---------- DATASET RECORDS ----------
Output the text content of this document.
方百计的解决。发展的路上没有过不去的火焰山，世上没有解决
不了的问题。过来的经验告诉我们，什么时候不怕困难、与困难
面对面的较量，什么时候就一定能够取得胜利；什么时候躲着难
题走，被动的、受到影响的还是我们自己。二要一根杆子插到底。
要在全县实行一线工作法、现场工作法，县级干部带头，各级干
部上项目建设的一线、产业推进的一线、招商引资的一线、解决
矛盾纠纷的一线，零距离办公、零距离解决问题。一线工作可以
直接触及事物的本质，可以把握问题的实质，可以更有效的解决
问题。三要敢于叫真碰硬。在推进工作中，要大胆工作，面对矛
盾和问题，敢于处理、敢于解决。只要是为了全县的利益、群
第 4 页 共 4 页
----------
*WORK TO DO:* Retype all of the material, keeping each line exact.

*ANSWER TO THIS PROBLEM:*
Output the text content of this document.
方百计的解决。发展的路上没有过不去的火焰山，世上没有解决
不了的问题。过来的经验告诉我们，什么时候不怕困难、与困难
面对面的较量，什么时候就一定能够取得胜利；什么时候躲着难
题走，被动的、受到影响的还是我们自己。二要一根杆子插到底。
要在全县实行一线工作法、现场工作法，县级干部带头，各级干
部上项目建设的一线、产业推进的一线、招商引资的一线、解决
矛盾纠纷的一线，零距离办公、零距离解决问题。一线工作可以
直接触及事物的本质，可以把握问题的实质，可以更有效的解决
问题。三要敢于叫真碰硬。在推进工作中，要大胆工作，面对矛
盾和问题，敢于处理、敢于解决。只要是为了全县的利益、群
第 4 页 共 4 页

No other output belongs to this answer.